→ Instructions for the task
Output every entry exactly as given.

** Start Records for the exercise **

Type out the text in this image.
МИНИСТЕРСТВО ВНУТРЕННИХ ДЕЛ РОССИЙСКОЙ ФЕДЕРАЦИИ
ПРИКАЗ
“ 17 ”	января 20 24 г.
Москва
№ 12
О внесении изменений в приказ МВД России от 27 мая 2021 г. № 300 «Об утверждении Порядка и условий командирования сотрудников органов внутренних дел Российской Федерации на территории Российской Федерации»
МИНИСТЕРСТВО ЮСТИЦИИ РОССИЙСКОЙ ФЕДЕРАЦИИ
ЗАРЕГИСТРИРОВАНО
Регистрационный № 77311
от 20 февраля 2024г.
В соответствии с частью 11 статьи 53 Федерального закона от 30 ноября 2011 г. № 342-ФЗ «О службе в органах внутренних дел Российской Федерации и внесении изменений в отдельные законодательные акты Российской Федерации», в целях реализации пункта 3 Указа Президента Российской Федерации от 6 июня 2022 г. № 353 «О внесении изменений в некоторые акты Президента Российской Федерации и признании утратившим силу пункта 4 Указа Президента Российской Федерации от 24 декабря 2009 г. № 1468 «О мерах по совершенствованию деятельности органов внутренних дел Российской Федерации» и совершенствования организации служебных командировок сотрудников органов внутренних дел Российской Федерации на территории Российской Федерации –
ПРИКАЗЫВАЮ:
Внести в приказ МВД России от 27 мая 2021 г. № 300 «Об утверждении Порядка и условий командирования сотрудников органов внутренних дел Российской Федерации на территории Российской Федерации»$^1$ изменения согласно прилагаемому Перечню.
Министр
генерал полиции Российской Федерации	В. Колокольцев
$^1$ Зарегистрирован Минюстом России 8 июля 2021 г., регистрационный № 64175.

** End Records for the exercise **

→ Exercise result
Type out the text in this image.
МИНИСТЕРСТВО ВНУТРЕННИХ ДЕЛ РОССИЙСКОЙ ФЕДЕРАЦИИ
ПРИКАЗ
“ 17 ”	января 20 24 г.
Москва
№ 12
О внесении изменений в приказ МВД России от 27 мая 2021 г. № 300 «Об утверждении Порядка и условий командирования сотрудников органов внутренних дел Российской Федерации на территории Российской Федерации»
МИНИСТЕРСТВО ЮСТИЦИИ РОССИЙСКОЙ ФЕДЕРАЦИИ
ЗАРЕГИСТРИРОВАНО
Регистрационный № 77311
от 20 февраля 2024г.
В соответствии с частью 11 статьи 53 Федерального закона от 30 ноября 2011 г. № 342-ФЗ «О службе в органах внутренних дел Российской Федерации и внесении изменений в отдельные законодательные акты Российской Федерации», в целях реализации пункта 3 Указа Президента Российской Федерации от 6 июня 2022 г. № 353 «О внесении изменений в некоторые акты Президента Российской Федерации и признании утратившим силу пункта 4 Указа Президента Российской Федерации от 24 декабря 2009 г. № 1468 «О мерах по совершенствованию деятельности органов внутренних дел Российской Федерации» и совершенствования организации служебных командировок сотрудников органов внутренних дел Российской Федерации на территории Российской Федерации –
ПРИКАЗЫВАЮ:
Внести в приказ МВД России от 27 мая 2021 г. № 300 «Об утверждении Порядка и условий командирования сотрудников органов внутренних дел Российской Федерации на территории Российской Федерации»$^1$ изменения согласно прилагаемому Перечню.
Министр
генерал полиции Российской Федерации	В. Колокольцев
$^1$ Зарегистрирован Минюстом России 8 июля 2021 г., регистрационный № 64175.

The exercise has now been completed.